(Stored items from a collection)

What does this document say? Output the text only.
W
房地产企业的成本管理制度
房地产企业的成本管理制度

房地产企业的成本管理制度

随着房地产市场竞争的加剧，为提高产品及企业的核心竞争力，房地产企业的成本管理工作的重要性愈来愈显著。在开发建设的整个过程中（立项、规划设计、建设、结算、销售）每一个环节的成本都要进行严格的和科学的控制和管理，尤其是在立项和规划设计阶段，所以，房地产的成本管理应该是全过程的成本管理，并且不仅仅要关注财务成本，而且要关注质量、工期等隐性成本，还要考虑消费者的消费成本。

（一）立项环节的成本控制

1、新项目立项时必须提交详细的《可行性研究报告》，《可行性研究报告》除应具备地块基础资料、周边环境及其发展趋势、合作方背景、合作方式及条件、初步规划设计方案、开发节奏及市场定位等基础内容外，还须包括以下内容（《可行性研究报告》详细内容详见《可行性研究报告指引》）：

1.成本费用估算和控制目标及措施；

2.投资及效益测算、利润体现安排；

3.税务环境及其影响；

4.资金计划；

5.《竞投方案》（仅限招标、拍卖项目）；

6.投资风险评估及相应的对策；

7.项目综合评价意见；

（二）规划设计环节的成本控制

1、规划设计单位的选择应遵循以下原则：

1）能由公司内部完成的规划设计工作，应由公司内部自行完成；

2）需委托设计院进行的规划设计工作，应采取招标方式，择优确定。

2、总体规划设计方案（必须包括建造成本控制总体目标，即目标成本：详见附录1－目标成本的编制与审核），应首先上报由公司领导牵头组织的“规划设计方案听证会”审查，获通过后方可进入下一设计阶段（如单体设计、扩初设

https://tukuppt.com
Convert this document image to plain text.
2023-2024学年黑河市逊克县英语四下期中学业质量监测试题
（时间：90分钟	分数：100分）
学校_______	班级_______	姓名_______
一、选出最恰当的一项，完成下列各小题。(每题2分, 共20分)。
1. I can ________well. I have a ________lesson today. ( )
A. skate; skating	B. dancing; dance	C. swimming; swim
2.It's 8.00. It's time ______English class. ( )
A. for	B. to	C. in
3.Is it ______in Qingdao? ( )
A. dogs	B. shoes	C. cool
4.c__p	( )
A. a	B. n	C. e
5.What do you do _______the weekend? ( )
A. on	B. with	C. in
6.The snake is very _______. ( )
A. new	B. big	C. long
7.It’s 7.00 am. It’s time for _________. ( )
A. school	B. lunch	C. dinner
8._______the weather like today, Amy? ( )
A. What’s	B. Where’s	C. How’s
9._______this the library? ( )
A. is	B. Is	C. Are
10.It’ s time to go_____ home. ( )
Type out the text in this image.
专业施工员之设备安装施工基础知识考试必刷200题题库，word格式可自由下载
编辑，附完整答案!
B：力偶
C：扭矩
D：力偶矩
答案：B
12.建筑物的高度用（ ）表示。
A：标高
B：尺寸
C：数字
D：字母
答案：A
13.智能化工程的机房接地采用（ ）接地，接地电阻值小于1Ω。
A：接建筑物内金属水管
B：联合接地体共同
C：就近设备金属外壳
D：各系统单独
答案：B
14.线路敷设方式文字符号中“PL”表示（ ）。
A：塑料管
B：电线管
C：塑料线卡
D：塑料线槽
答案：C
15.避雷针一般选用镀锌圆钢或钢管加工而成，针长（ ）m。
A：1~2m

Aim of the task: Quote exactly what appears from the line containing "Type out the text in this image." through the final line of the listing above, including both of those lines.

Exercise answer:
Type out the text in this image.
专业施工员之设备安装施工基础知识考试必刷200题题库，word格式可自由下载
编辑，附完整答案!
B：力偶
C：扭矩
D：力偶矩
答案：B
12.建筑物的高度用（ ）表示。
A：标高
B：尺寸
C：数字
D：字母
答案：A
13.智能化工程的机房接地采用（ ）接地，接地电阻值小于1Ω。
A：接建筑物内金属水管
B：联合接地体共同
C：就近设备金属外壳
D：各系统单独
答案：B
14.线路敷设方式文字符号中“PL”表示（ ）。
A：塑料管
B：电线管
C：塑料线卡
D：塑料线槽
答案：C
15.避雷针一般选用镀锌圆钢或钢管加工而成，针长（ ）m。
A：1~2m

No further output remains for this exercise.